- **CHALLENGE**
In the listing below, find every line with the string "magnifier" and pull it out.
::: TASK DATA :::
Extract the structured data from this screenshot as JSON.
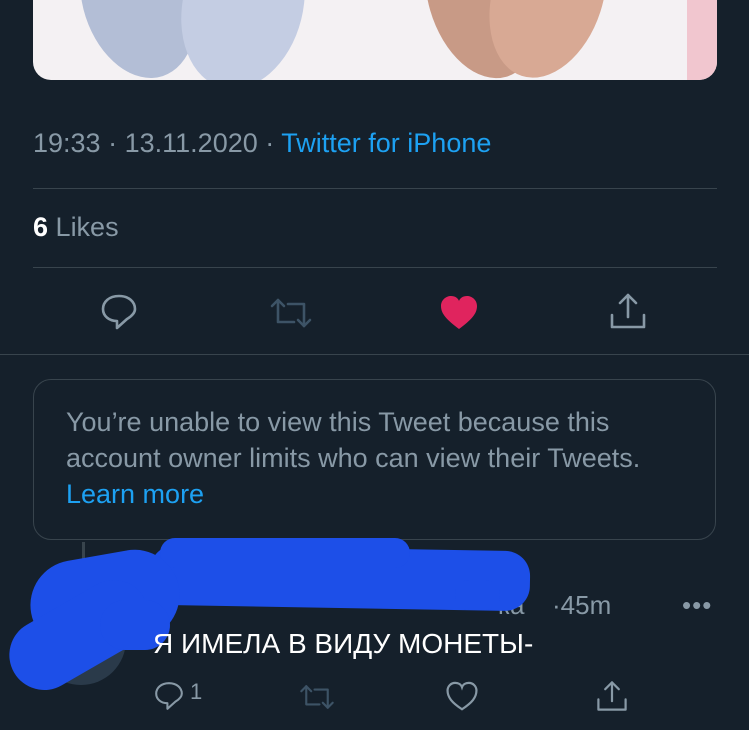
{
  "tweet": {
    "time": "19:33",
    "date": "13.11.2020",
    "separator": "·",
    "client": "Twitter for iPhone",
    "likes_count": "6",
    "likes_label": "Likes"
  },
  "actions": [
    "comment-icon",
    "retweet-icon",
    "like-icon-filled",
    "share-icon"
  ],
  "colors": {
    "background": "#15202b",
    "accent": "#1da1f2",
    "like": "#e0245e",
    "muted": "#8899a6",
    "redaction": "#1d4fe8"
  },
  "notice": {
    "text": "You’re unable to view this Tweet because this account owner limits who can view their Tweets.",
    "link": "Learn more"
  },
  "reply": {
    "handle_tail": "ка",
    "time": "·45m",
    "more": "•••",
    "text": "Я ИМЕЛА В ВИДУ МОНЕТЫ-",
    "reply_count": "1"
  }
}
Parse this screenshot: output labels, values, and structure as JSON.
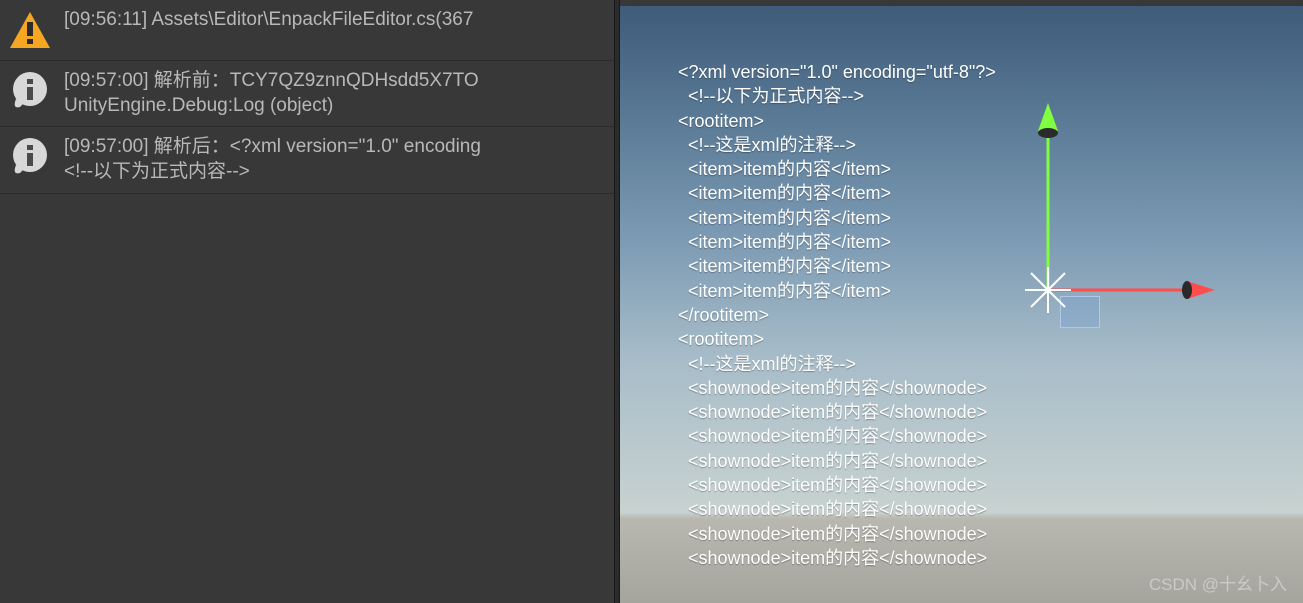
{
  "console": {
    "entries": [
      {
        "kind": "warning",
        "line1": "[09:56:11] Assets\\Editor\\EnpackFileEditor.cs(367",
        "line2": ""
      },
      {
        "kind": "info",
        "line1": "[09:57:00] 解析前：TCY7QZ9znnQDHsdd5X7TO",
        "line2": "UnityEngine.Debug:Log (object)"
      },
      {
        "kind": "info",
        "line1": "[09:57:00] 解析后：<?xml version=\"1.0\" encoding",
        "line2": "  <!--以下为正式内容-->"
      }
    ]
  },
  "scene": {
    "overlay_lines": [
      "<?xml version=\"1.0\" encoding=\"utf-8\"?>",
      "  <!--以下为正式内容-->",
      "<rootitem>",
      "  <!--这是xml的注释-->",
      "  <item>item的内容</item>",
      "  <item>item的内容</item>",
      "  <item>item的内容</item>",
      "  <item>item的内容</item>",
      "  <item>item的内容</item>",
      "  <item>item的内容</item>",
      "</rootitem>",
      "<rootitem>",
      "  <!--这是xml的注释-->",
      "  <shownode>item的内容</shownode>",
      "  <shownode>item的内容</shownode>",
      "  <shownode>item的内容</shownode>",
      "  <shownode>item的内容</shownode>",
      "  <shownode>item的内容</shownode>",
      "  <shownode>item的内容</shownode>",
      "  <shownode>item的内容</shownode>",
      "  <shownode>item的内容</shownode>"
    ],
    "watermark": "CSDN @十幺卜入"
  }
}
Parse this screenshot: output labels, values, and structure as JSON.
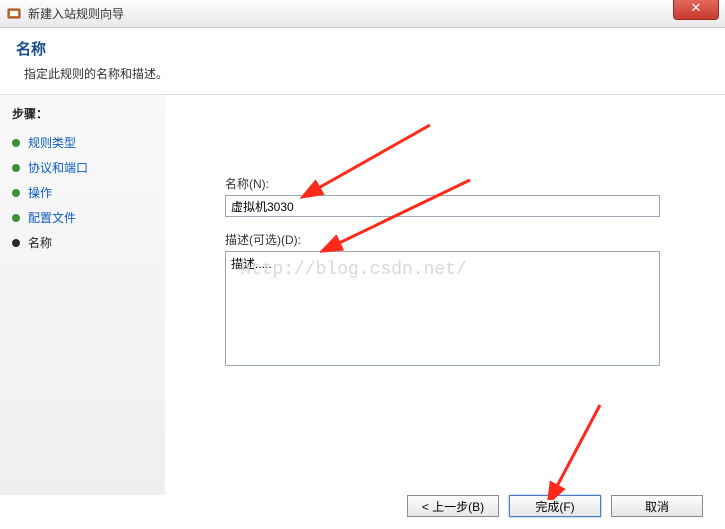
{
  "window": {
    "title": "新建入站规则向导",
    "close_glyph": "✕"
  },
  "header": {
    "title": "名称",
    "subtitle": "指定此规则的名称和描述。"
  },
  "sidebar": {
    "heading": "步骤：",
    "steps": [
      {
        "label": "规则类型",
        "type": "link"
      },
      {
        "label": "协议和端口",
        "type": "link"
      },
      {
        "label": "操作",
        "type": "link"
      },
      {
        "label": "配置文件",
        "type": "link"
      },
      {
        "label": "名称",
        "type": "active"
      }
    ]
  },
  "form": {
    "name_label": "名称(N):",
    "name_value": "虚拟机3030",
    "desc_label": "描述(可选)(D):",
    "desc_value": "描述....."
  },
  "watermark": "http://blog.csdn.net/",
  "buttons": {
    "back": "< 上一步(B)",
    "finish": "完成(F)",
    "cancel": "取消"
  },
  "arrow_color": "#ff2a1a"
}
:::
::: TASK DATA :::
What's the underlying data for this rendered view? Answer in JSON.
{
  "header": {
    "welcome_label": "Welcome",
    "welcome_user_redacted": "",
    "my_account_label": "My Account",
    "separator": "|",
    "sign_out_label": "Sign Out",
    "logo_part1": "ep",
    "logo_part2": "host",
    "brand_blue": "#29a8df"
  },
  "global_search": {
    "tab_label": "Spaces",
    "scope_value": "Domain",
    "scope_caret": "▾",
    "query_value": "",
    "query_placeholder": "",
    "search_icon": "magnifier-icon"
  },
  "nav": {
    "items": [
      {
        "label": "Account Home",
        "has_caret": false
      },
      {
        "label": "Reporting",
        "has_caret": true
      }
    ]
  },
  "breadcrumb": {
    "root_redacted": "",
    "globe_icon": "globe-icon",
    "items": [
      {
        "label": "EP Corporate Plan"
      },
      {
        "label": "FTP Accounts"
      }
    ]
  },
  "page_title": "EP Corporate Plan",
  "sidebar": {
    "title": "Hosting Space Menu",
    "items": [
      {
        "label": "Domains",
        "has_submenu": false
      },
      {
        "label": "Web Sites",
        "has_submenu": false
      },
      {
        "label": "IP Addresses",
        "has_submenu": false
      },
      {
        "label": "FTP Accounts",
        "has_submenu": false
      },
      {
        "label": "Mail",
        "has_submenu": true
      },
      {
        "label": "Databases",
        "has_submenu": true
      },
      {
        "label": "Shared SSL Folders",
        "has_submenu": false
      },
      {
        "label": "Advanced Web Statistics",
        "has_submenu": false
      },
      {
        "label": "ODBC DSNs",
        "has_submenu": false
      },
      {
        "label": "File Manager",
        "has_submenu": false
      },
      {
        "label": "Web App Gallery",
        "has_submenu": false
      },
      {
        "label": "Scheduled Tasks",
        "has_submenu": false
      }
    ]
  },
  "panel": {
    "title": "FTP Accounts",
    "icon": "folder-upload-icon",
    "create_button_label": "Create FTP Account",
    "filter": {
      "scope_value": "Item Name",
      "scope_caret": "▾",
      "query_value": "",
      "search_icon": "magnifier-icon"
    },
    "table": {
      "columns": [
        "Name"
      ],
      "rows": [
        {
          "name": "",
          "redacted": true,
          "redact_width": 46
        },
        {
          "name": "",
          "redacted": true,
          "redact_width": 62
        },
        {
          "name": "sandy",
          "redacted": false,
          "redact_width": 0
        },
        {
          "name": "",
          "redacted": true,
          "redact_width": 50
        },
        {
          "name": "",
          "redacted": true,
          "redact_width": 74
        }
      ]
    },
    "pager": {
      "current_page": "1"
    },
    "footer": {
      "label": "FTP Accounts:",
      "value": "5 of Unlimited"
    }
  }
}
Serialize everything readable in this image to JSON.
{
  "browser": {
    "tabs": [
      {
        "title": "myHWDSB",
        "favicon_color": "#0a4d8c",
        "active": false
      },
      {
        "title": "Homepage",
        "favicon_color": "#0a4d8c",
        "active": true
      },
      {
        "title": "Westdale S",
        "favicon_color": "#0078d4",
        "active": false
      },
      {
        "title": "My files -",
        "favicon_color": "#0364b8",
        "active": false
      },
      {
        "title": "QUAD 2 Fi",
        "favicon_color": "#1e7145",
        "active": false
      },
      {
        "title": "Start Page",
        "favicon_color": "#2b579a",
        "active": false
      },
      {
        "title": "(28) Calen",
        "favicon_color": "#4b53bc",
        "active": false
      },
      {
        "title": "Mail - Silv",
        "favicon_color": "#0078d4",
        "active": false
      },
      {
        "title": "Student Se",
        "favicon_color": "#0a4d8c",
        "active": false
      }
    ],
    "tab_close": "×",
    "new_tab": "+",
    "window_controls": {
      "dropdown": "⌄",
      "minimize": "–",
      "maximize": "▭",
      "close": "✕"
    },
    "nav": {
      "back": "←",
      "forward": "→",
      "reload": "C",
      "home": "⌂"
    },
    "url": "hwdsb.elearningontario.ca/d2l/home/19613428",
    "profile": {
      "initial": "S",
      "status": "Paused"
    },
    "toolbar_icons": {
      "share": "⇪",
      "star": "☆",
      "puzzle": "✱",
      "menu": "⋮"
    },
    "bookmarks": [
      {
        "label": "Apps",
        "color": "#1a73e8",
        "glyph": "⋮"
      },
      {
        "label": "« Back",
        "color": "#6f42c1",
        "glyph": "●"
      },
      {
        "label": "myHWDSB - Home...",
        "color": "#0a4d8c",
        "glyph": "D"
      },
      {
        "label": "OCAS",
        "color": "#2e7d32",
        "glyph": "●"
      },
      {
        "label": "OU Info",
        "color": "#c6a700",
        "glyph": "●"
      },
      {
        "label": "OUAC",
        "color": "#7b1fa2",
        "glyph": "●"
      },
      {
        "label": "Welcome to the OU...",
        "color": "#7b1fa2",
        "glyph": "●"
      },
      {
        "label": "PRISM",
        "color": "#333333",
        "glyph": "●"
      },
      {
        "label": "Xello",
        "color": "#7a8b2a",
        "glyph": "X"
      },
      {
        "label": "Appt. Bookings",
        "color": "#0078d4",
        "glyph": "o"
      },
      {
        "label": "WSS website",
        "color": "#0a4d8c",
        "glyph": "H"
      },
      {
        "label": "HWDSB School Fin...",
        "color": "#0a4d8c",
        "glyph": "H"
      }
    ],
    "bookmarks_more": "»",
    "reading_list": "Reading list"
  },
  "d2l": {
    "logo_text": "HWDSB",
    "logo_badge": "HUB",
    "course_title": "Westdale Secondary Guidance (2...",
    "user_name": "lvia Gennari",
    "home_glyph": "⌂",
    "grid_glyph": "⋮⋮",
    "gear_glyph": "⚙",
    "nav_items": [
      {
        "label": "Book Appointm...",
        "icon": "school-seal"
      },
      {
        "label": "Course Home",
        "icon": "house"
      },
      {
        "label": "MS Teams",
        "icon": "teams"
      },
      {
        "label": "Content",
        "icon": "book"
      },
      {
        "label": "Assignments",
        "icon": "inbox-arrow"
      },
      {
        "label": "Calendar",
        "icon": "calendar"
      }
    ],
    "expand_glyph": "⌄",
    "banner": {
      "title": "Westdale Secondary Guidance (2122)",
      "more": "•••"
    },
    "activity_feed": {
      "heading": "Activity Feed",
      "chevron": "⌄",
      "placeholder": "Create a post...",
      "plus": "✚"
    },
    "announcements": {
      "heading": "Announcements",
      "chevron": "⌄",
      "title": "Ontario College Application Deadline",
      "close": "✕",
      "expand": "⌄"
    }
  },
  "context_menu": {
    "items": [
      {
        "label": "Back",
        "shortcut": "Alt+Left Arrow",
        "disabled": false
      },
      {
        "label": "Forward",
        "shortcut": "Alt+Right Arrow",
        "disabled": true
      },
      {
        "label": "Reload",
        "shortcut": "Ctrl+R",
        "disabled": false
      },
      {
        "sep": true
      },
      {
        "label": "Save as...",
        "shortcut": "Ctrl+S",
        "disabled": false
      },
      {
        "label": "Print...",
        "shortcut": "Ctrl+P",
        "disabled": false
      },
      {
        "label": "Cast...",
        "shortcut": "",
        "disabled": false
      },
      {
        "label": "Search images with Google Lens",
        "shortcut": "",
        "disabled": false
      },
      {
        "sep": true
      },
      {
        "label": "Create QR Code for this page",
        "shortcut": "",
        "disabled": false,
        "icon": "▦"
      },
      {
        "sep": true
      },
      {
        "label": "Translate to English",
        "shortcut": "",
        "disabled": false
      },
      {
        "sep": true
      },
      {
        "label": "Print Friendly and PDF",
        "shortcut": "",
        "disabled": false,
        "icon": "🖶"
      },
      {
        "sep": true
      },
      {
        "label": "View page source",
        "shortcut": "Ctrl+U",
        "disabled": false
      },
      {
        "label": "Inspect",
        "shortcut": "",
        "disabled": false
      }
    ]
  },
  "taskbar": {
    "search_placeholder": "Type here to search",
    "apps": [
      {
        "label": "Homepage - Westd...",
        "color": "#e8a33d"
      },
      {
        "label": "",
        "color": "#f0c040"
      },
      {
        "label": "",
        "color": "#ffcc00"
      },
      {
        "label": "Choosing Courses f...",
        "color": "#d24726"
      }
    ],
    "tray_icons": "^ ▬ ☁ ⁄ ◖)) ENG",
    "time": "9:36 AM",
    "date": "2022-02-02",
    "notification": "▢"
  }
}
:::
- **WRITTEN SOLUTION**
    "search_icon": "magnifier-icon"
      "search_icon": "magnifier-icon"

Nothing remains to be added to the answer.